Scan the material below for lines with the word "Jorge" and report how many there are, with nothing added.

— START ITEMS —

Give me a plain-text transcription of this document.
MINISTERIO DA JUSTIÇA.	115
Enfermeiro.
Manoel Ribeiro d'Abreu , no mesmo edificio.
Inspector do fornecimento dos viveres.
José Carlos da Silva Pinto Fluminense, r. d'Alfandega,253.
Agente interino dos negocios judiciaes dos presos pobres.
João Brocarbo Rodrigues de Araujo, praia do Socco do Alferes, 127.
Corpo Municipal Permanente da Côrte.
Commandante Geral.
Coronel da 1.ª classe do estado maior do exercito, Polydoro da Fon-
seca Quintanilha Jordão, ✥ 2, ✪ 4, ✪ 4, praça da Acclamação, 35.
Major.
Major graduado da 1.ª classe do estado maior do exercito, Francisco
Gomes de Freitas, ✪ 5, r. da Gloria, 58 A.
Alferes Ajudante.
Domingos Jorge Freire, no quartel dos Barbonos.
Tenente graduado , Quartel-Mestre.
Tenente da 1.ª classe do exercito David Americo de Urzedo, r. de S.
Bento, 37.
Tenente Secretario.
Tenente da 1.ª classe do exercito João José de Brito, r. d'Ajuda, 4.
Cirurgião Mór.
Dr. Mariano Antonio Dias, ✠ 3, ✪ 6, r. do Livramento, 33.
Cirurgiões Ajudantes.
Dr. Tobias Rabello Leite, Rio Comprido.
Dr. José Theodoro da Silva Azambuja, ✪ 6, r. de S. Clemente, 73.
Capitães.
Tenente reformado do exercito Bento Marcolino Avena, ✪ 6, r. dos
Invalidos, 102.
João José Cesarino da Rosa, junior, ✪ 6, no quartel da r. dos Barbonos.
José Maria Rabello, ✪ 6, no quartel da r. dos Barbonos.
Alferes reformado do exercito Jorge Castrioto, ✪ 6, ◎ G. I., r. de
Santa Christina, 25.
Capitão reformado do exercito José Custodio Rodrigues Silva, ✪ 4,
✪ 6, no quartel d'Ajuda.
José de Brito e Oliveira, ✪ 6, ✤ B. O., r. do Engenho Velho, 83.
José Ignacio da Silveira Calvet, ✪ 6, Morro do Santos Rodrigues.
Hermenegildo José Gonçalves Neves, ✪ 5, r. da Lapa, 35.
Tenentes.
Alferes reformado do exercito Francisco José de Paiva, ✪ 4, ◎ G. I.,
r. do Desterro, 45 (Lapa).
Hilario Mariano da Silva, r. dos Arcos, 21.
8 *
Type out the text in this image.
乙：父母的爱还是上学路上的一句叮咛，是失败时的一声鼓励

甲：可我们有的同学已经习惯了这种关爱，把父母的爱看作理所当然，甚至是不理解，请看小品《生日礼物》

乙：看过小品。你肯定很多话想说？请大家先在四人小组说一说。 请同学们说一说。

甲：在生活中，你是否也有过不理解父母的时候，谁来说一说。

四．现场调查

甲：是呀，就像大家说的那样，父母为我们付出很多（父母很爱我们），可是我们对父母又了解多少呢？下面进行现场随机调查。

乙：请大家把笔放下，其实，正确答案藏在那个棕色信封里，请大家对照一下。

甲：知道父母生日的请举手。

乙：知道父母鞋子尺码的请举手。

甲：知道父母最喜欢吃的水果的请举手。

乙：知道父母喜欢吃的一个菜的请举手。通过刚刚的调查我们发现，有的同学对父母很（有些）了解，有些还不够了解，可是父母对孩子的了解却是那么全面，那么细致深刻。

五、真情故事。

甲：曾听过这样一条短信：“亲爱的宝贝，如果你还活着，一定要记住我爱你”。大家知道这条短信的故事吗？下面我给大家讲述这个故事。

— END ITEMS —

== WRITTEN SOLUTION ==
2